DATA SHOWN
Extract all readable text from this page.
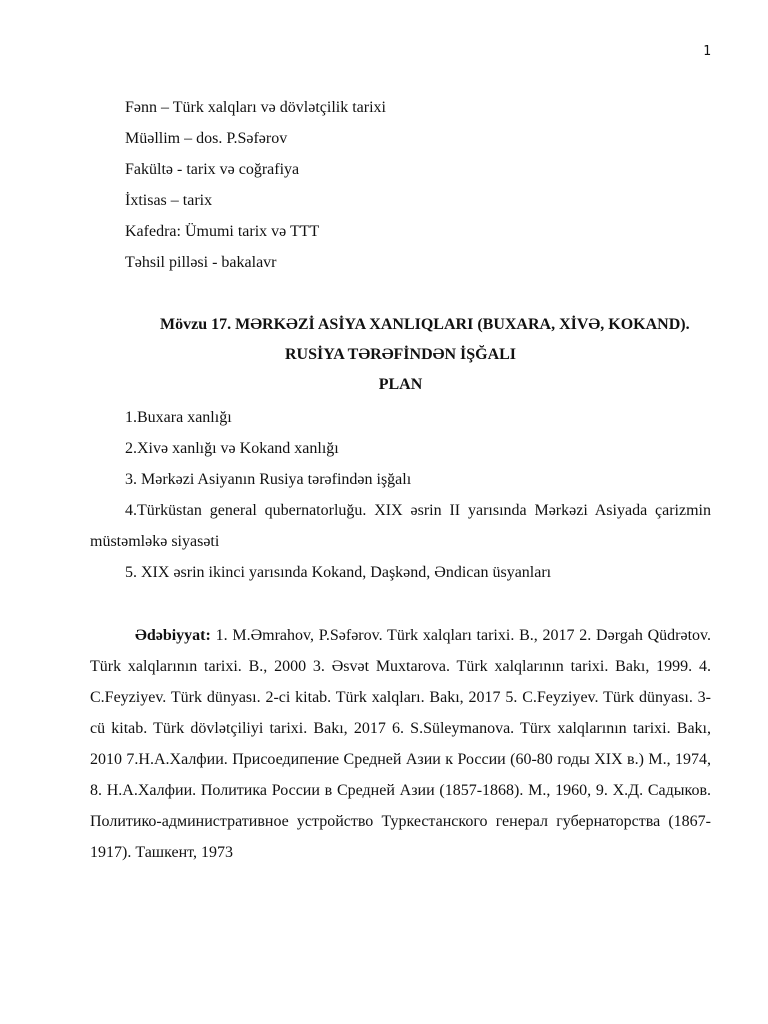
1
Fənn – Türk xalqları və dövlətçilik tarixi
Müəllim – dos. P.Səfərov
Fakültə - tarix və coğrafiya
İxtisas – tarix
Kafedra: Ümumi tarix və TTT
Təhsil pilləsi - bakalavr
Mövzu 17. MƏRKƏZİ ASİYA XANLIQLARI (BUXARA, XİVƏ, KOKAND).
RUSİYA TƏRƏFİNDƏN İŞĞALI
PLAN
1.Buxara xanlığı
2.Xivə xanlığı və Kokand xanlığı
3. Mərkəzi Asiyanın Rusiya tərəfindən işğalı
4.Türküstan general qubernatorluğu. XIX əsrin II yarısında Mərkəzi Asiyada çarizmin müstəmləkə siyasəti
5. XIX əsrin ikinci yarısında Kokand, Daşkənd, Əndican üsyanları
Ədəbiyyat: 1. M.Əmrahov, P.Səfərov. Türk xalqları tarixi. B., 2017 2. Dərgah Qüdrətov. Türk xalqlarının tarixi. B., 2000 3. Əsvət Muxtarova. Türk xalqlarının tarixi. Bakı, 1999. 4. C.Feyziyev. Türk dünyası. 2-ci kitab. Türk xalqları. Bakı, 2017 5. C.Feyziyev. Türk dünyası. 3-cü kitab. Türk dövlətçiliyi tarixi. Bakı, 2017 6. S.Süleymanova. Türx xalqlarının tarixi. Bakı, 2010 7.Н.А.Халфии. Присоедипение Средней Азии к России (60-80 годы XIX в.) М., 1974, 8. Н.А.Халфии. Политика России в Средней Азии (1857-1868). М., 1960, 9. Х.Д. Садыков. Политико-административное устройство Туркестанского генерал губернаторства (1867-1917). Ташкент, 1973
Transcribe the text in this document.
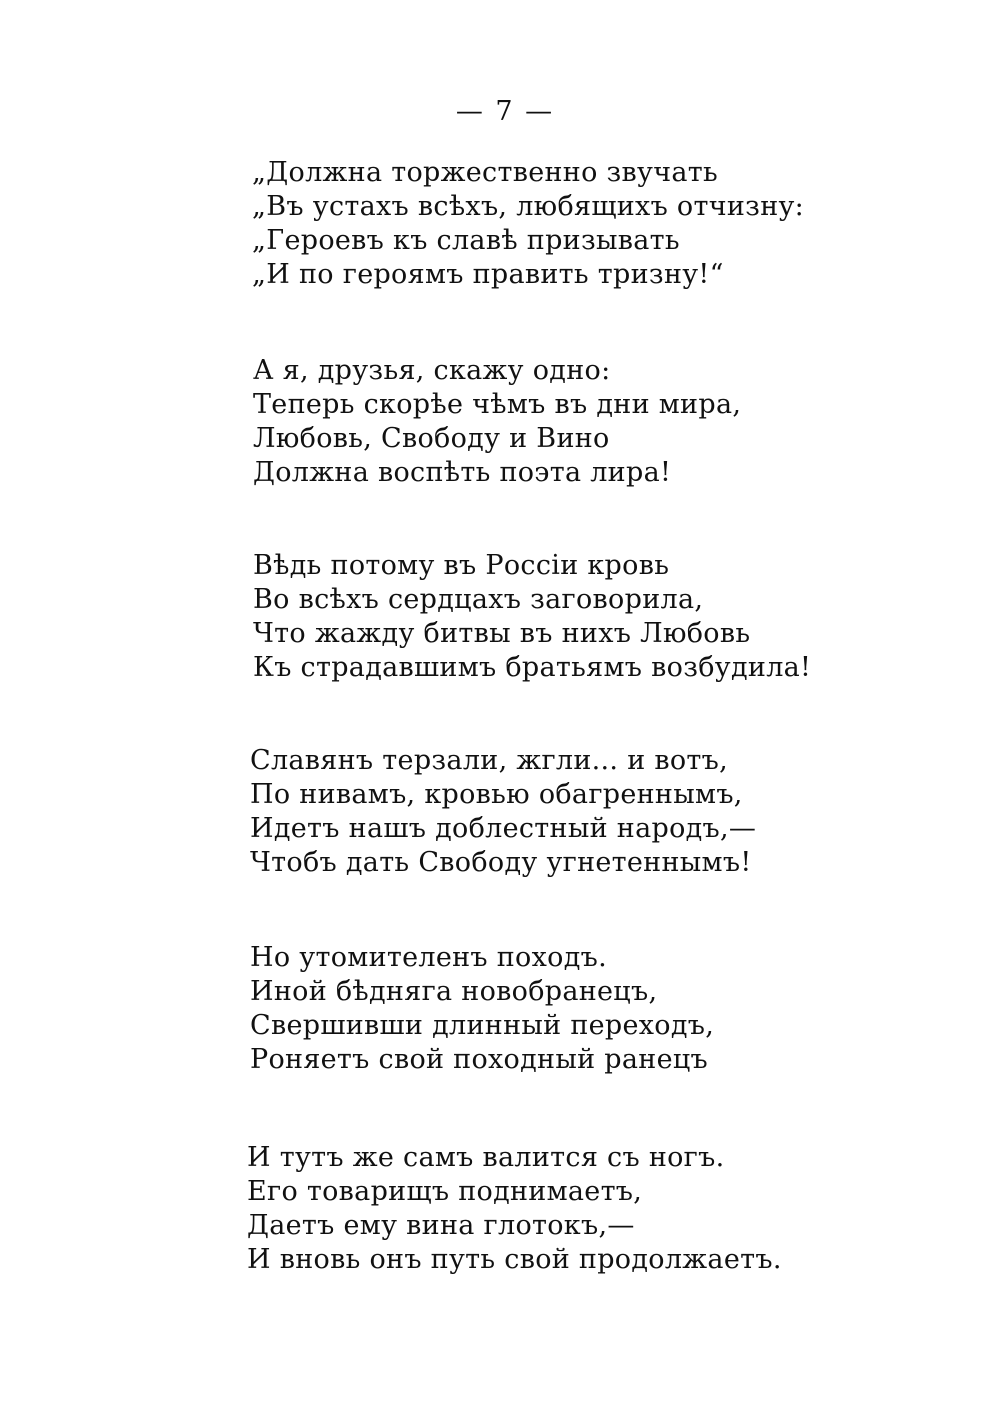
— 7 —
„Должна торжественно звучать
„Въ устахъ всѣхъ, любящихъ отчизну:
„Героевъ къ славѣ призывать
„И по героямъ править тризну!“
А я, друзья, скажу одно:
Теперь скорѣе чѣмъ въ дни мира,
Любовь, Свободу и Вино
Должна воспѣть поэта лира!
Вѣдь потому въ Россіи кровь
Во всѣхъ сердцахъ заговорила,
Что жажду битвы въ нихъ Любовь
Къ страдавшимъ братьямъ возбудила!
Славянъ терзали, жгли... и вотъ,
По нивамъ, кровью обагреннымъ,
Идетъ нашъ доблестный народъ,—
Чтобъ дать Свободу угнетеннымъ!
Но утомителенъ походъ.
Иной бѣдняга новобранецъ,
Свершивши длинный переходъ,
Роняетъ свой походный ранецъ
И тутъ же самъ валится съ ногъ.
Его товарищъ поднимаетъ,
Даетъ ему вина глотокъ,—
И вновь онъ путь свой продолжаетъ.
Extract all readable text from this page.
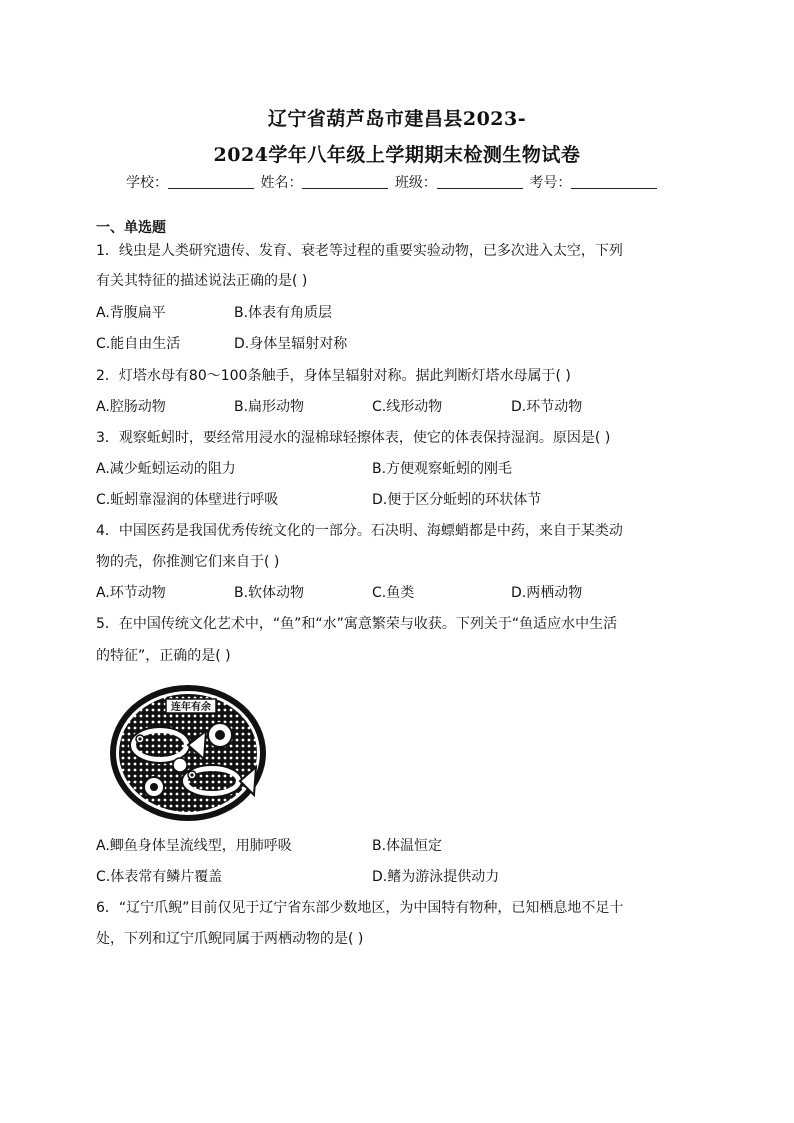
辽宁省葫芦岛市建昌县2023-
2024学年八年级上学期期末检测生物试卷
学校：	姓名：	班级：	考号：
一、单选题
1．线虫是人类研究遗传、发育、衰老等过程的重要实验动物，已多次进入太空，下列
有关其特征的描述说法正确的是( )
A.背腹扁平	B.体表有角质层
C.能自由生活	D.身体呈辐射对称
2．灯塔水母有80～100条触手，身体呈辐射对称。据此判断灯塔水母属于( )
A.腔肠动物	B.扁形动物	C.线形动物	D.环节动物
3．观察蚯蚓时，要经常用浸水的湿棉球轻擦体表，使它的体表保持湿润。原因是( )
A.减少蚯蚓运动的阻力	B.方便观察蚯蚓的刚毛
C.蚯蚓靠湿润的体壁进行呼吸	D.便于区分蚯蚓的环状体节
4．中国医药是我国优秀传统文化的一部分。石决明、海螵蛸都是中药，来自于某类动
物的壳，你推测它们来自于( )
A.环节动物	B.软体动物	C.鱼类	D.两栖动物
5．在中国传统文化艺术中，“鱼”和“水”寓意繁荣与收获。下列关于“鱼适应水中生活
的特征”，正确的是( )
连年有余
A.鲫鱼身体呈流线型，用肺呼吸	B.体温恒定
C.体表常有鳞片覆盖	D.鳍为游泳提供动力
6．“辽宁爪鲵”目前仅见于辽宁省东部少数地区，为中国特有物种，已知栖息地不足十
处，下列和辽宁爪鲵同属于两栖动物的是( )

WHAT THE TASK REQUIRES
The material above holds pictures; copy everything else in it exactly.

TASK OUTPUT
Extract all readable text from this page.
1
Fənn – Türk xalqları və dövlətçilik tarixi
Müəllim – dos. P.Səfərov
Fakültə - tarix və coğrafiya
İxtisas – tarix
Kafedra: Ümumi tarix və TTT
Təhsil pilləsi - bakalavr
Mövzu 17. MƏRKƏZİ ASİYA XANLIQLARI (BUXARA, XİVƏ, KOKAND).
RUSİYA TƏRƏFİNDƏN İŞĞALI
PLAN
1.Buxara xanlığı
2.Xivə xanlığı və Kokand xanlığı
3. Mərkəzi Asiyanın Rusiya tərəfindən işğalı
4.Türküstan general qubernatorluğu. XIX əsrin II yarısında Mərkəzi Asiyada çarizmin müstəmləkə siyasəti
5. XIX əsrin ikinci yarısında Kokand, Daşkənd, Əndican üsyanları
Ədəbiyyat: 1. M.Əmrahov, P.Səfərov. Türk xalqları tarixi. B., 2017 2. Dərgah Qüdrətov. Türk xalqlarının tarixi. B., 2000 3. Əsvət Muxtarova. Türk xalqlarının tarixi. Bakı, 1999. 4. C.Feyziyev. Türk dünyası. 2-ci kitab. Türk xalqları. Bakı, 2017 5. C.Feyziyev. Türk dünyası. 3-cü kitab. Türk dövlətçiliyi tarixi. Bakı, 2017 6. S.Süleymanova. Türx xalqlarının tarixi. Bakı, 2010 7.Н.А.Халфии. Присоедипение Средней Азии к России (60-80 годы XIX в.) М., 1974, 8. Н.А.Халфии. Политика России в Средней Азии (1857-1868). М., 1960, 9. Х.Д. Садыков. Политико-административное устройство Туркестанского генерал губернаторства (1867-1917). Ташкент, 1973
Transcribe the text in this document.
— 7 —
„Должна торжественно звучать
„Въ устахъ всѣхъ, любящихъ отчизну:
„Героевъ къ славѣ призывать
„И по героямъ править тризну!“
А я, друзья, скажу одно:
Теперь скорѣе чѣмъ въ дни мира,
Любовь, Свободу и Вино
Должна воспѣть поэта лира!
Вѣдь потому въ Россіи кровь
Во всѣхъ сердцахъ заговорила,
Что жажду битвы въ нихъ Любовь
Къ страдавшимъ братьямъ возбудила!
Славянъ терзали, жгли... и вотъ,
По нивамъ, кровью обагреннымъ,
Идетъ нашъ доблестный народъ,—
Чтобъ дать Свободу угнетеннымъ!
Но утомителенъ походъ.
Иной бѣдняга новобранецъ,
Свершивши длинный переходъ,
Роняетъ свой походный ранецъ
И тутъ же самъ валится съ ногъ.
Его товарищъ поднимаетъ,
Даетъ ему вина глотокъ,—
И вновь онъ путь свой продолжаетъ.
Extract all readable text from this page.
辽宁省葫芦岛市建昌县2023-
2024学年八年级上学期期末检测生物试卷
学校：	姓名：	班级：	考号：
一、单选题
1．线虫是人类研究遗传、发育、衰老等过程的重要实验动物，已多次进入太空，下列
有关其特征的描述说法正确的是( )
A.背腹扁平	B.体表有角质层
C.能自由生活	D.身体呈辐射对称
2．灯塔水母有80～100条触手，身体呈辐射对称。据此判断灯塔水母属于( )
A.腔肠动物	B.扁形动物	C.线形动物	D.环节动物
3．观察蚯蚓时，要经常用浸水的湿棉球轻擦体表，使它的体表保持湿润。原因是( )
A.减少蚯蚓运动的阻力	B.方便观察蚯蚓的刚毛
C.蚯蚓靠湿润的体壁进行呼吸	D.便于区分蚯蚓的环状体节
4．中国医药是我国优秀传统文化的一部分。石决明、海螵蛸都是中药，来自于某类动
物的壳，你推测它们来自于( )
A.环节动物	B.软体动物	C.鱼类	D.两栖动物
5．在中国传统文化艺术中，“鱼”和“水”寓意繁荣与收获。下列关于“鱼适应水中生活
的特征”，正确的是( )
连年有余
A.鲫鱼身体呈流线型，用肺呼吸	B.体温恒定
C.体表常有鳞片覆盖	D.鳍为游泳提供动力
6．“辽宁爪鲵”目前仅见于辽宁省东部少数地区，为中国特有物种，已知栖息地不足十
处，下列和辽宁爪鲵同属于两栖动物的是( )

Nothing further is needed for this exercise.